Spatial layout data
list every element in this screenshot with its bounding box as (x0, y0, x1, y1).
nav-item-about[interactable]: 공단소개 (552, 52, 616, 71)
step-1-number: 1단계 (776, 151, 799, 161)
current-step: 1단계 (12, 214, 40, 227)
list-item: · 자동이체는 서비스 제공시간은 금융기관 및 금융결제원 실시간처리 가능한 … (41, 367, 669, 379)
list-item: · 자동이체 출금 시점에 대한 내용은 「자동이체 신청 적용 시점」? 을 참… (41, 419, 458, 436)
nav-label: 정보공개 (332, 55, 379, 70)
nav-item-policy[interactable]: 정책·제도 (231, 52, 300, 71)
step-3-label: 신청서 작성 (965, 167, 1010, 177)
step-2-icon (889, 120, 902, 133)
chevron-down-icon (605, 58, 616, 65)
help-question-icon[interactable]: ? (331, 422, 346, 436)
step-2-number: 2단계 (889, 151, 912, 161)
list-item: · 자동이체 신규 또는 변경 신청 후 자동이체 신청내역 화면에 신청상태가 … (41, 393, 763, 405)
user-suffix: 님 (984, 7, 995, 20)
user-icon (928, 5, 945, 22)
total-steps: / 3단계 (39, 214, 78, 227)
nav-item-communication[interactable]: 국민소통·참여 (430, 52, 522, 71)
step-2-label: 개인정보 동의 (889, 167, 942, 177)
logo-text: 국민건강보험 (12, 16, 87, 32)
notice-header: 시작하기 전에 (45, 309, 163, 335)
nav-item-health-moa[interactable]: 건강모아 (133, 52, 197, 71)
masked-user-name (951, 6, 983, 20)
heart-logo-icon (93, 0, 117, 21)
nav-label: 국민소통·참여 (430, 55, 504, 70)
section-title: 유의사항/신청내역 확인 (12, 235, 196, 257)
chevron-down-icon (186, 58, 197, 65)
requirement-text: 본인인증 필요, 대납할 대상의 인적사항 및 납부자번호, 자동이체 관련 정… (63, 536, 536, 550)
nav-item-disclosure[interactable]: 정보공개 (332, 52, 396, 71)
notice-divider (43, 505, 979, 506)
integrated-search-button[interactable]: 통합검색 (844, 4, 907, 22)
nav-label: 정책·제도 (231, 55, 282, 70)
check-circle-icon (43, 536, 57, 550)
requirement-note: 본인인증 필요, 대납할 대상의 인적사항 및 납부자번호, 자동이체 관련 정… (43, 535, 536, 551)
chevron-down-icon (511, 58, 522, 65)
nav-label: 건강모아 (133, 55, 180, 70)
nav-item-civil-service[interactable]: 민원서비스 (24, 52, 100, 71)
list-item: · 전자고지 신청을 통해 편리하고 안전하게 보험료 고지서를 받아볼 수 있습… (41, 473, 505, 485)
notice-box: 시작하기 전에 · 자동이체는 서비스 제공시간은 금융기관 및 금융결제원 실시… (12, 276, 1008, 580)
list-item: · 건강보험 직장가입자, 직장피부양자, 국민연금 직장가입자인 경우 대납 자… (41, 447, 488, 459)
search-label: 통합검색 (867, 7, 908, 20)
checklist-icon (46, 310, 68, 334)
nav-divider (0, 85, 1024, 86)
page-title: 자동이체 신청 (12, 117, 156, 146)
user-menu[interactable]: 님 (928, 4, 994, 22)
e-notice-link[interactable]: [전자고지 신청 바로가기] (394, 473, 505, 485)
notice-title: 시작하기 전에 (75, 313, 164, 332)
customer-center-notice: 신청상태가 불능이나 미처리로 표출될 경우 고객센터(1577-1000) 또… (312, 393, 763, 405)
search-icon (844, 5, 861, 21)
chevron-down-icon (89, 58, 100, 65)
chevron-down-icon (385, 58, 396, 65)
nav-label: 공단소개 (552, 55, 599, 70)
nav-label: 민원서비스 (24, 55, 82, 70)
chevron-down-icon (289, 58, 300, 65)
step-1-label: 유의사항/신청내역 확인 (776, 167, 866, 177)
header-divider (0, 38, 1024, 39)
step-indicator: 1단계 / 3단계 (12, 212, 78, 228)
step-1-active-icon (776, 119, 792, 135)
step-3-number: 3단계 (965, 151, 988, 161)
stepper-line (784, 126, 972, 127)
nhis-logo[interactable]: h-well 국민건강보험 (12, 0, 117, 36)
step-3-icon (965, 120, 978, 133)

- _WHAT THE EXERCISE ASKS_: Reproduce all of the spatial layout data above word for word, keeping every line and its order unchanged.

- _ANSWER BELOW_:
list every element in this screenshot with its bounding box as (x0, y0, x1, y1).
nav-item-about[interactable]: 공단소개 (552, 52, 616, 71)
step-1-number: 1단계 (776, 151, 799, 161)
current-step: 1단계 (12, 214, 40, 227)
list-item: · 자동이체는 서비스 제공시간은 금융기관 및 금융결제원 실시간처리 가능한 … (41, 367, 669, 379)
list-item: · 자동이체 출금 시점에 대한 내용은 「자동이체 신청 적용 시점」? 을 참… (41, 419, 458, 436)
nav-label: 정보공개 (332, 55, 379, 70)
nav-item-policy[interactable]: 정책·제도 (231, 52, 300, 71)
step-3-label: 신청서 작성 (965, 167, 1010, 177)
step-2-icon (889, 120, 902, 133)
chevron-down-icon (605, 58, 616, 65)
help-question-icon[interactable]: ? (331, 422, 346, 436)
step-2-number: 2단계 (889, 151, 912, 161)
list-item: · 자동이체 신규 또는 변경 신청 후 자동이체 신청내역 화면에 신청상태가 … (41, 393, 763, 405)
user-suffix: 님 (984, 7, 995, 20)
user-icon (928, 5, 945, 22)
total-steps: / 3단계 (39, 214, 78, 227)
nav-item-communication[interactable]: 국민소통·참여 (430, 52, 522, 71)
step-2-label: 개인정보 동의 (889, 167, 942, 177)
logo-text: 국민건강보험 (12, 16, 87, 32)
notice-header: 시작하기 전에 (45, 309, 163, 335)
nav-item-health-moa[interactable]: 건강모아 (133, 52, 197, 71)
masked-user-name (951, 6, 983, 20)
heart-logo-icon (93, 0, 117, 21)
nav-label: 국민소통·참여 (430, 55, 504, 70)
section-title: 유의사항/신청내역 확인 (12, 235, 196, 257)
chevron-down-icon (186, 58, 197, 65)
requirement-text: 본인인증 필요, 대납할 대상의 인적사항 및 납부자번호, 자동이체 관련 정… (63, 536, 536, 550)
nav-item-disclosure[interactable]: 정보공개 (332, 52, 396, 71)
notice-divider (43, 505, 979, 506)
integrated-search-button[interactable]: 통합검색 (844, 4, 907, 22)
nav-label: 정책·제도 (231, 55, 282, 70)
check-circle-icon (43, 536, 57, 550)
requirement-note: 본인인증 필요, 대납할 대상의 인적사항 및 납부자번호, 자동이체 관련 정… (43, 535, 536, 551)
chevron-down-icon (511, 58, 522, 65)
nav-label: 건강모아 (133, 55, 180, 70)
nav-item-civil-service[interactable]: 민원서비스 (24, 52, 100, 71)
list-item: · 전자고지 신청을 통해 편리하고 안전하게 보험료 고지서를 받아볼 수 있습… (41, 473, 505, 485)
notice-box: 시작하기 전에 · 자동이체는 서비스 제공시간은 금융기관 및 금융결제원 실시… (12, 276, 1008, 580)
list-item: · 건강보험 직장가입자, 직장피부양자, 국민연금 직장가입자인 경우 대납 자… (41, 447, 488, 459)
search-label: 통합검색 (867, 7, 908, 20)
checklist-icon (46, 310, 68, 334)
nav-divider (0, 85, 1024, 86)
page-title: 자동이체 신청 (12, 117, 156, 146)
user-menu[interactable]: 님 (928, 4, 994, 22)
e-notice-link[interactable]: [전자고지 신청 바로가기] (394, 473, 505, 485)
notice-title: 시작하기 전에 (75, 313, 164, 332)
customer-center-notice: 신청상태가 불능이나 미처리로 표출될 경우 고객센터(1577-1000) 또… (312, 393, 763, 405)
search-icon (844, 5, 861, 21)
chevron-down-icon (89, 58, 100, 65)
chevron-down-icon (385, 58, 396, 65)
nav-label: 공단소개 (552, 55, 599, 70)
nav-label: 민원서비스 (24, 55, 82, 70)
chevron-down-icon (289, 58, 300, 65)
step-1-label: 유의사항/신청내역 확인 (776, 167, 866, 177)
header-divider (0, 38, 1024, 39)
step-indicator: 1단계 / 3단계 (12, 212, 78, 228)
step-1-active-icon (776, 119, 792, 135)
step-3-number: 3단계 (965, 151, 988, 161)
stepper-line (784, 126, 972, 127)
nhis-logo[interactable]: h-well 국민건강보험 (12, 0, 117, 36)
step-3-icon (965, 120, 978, 133)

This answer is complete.